### [Given records]
** Start **

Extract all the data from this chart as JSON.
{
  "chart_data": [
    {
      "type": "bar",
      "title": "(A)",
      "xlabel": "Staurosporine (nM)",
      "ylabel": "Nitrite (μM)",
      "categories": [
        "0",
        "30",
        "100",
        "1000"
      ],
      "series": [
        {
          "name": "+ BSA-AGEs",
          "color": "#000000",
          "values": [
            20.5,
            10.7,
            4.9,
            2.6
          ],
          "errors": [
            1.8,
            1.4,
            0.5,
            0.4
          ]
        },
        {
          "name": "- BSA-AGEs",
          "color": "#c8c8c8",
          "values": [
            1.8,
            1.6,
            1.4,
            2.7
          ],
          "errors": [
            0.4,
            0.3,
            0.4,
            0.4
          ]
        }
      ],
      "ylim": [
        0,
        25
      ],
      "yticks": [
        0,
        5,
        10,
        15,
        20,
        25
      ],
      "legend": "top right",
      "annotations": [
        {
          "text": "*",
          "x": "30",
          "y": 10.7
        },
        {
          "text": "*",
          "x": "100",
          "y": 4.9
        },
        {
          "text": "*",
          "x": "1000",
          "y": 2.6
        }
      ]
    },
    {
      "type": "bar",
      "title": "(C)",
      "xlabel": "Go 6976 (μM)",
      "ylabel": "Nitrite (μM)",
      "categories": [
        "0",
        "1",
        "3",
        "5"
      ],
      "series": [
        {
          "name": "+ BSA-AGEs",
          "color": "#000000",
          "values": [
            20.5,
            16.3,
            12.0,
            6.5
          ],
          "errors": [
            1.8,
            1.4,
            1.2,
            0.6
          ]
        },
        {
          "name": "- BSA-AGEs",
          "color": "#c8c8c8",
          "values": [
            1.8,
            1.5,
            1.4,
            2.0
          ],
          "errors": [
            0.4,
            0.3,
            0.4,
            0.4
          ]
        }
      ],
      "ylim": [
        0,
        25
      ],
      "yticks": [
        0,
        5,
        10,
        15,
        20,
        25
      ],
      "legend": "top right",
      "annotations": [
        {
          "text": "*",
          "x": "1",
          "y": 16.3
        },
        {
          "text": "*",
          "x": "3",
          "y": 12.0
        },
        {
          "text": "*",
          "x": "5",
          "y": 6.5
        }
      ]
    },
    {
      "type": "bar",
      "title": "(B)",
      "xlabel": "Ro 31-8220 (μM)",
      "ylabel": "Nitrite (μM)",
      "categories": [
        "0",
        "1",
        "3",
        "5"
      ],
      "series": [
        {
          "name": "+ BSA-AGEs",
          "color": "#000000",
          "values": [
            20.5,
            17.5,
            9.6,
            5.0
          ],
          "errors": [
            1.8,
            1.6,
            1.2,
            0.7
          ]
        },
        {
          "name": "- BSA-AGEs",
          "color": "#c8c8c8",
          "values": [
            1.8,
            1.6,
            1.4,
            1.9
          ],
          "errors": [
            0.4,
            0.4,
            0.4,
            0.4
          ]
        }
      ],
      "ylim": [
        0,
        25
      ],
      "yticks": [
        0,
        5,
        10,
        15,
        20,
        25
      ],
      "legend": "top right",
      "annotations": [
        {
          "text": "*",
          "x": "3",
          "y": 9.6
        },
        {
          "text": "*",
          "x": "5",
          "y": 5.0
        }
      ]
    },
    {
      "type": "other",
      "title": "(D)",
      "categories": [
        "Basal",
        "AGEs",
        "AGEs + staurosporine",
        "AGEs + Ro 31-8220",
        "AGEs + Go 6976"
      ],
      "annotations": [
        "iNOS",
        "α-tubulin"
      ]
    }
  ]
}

** End **

Please restate the whole listing word for word.

Extract all the data from this chart as JSON.
{
  "chart_data": [
    {
      "type": "bar",
      "title": "(A)",
      "xlabel": "Staurosporine (nM)",
      "ylabel": "Nitrite (μM)",
      "categories": [
        "0",
        "30",
        "100",
        "1000"
      ],
      "series": [
        {
          "name": "+ BSA-AGEs",
          "color": "#000000",
          "values": [
            20.5,
            10.7,
            4.9,
            2.6
          ],
          "errors": [
            1.8,
            1.4,
            0.5,
            0.4
          ]
        },
        {
          "name": "- BSA-AGEs",
          "color": "#c8c8c8",
          "values": [
            1.8,
            1.6,
            1.4,
            2.7
          ],
          "errors": [
            0.4,
            0.3,
            0.4,
            0.4
          ]
        }
      ],
      "ylim": [
        0,
        25
      ],
      "yticks": [
        0,
        5,
        10,
        15,
        20,
        25
      ],
      "legend": "top right",
      "annotations": [
        {
          "text": "*",
          "x": "30",
          "y": 10.7
        },
        {
          "text": "*",
          "x": "100",
          "y": 4.9
        },
        {
          "text": "*",
          "x": "1000",
          "y": 2.6
        }
      ]
    },
    {
      "type": "bar",
      "title": "(C)",
      "xlabel": "Go 6976 (μM)",
      "ylabel": "Nitrite (μM)",
      "categories": [
        "0",
        "1",
        "3",
        "5"
      ],
      "series": [
        {
          "name": "+ BSA-AGEs",
          "color": "#000000",
          "values": [
            20.5,
            16.3,
            12.0,
            6.5
          ],
          "errors": [
            1.8,
            1.4,
            1.2,
            0.6
          ]
        },
        {
          "name": "- BSA-AGEs",
          "color": "#c8c8c8",
          "values": [
            1.8,
            1.5,
            1.4,
            2.0
          ],
          "errors": [
            0.4,
            0.3,
            0.4,
            0.4
          ]
        }
      ],
      "ylim": [
        0,
        25
      ],
      "yticks": [
        0,
        5,
        10,
        15,
        20,
        25
      ],
      "legend": "top right",
      "annotations": [
        {
          "text": "*",
          "x": "1",
          "y": 16.3
        },
        {
          "text": "*",
          "x": "3",
          "y": 12.0
        },
        {
          "text": "*",
          "x": "5",
          "y": 6.5
        }
      ]
    },
    {
      "type": "bar",
      "title": "(B)",
      "xlabel": "Ro 31-8220 (μM)",
      "ylabel": "Nitrite (μM)",
      "categories": [
        "0",
        "1",
        "3",
        "5"
      ],
      "series": [
        {
          "name": "+ BSA-AGEs",
          "color": "#000000",
          "values": [
            20.5,
            17.5,
            9.6,
            5.0
          ],
          "errors": [
            1.8,
            1.6,
            1.2,
            0.7
          ]
        },
        {
          "name": "- BSA-AGEs",
          "color": "#c8c8c8",
          "values": [
            1.8,
            1.6,
            1.4,
            1.9
          ],
          "errors": [
            0.4,
            0.4,
            0.4,
            0.4
          ]
        }
      ],
      "ylim": [
        0,
        25
      ],
      "yticks": [
        0,
        5,
        10,
        15,
        20,
        25
      ],
      "legend": "top right",
      "annotations": [
        {
          "text": "*",
          "x": "3",
          "y": 9.6
        },
        {
          "text": "*",
          "x": "5",
          "y": 5.0
        }
      ]
    },
    {
      "type": "other",
      "title": "(D)",
      "categories": [
        "Basal",
        "AGEs",
        "AGEs + staurosporine",
        "AGEs + Ro 31-8220",
        "AGEs + Go 6976"
      ],
      "annotations": [
        "iNOS",
        "α-tubulin"
      ]
    }
  ]
}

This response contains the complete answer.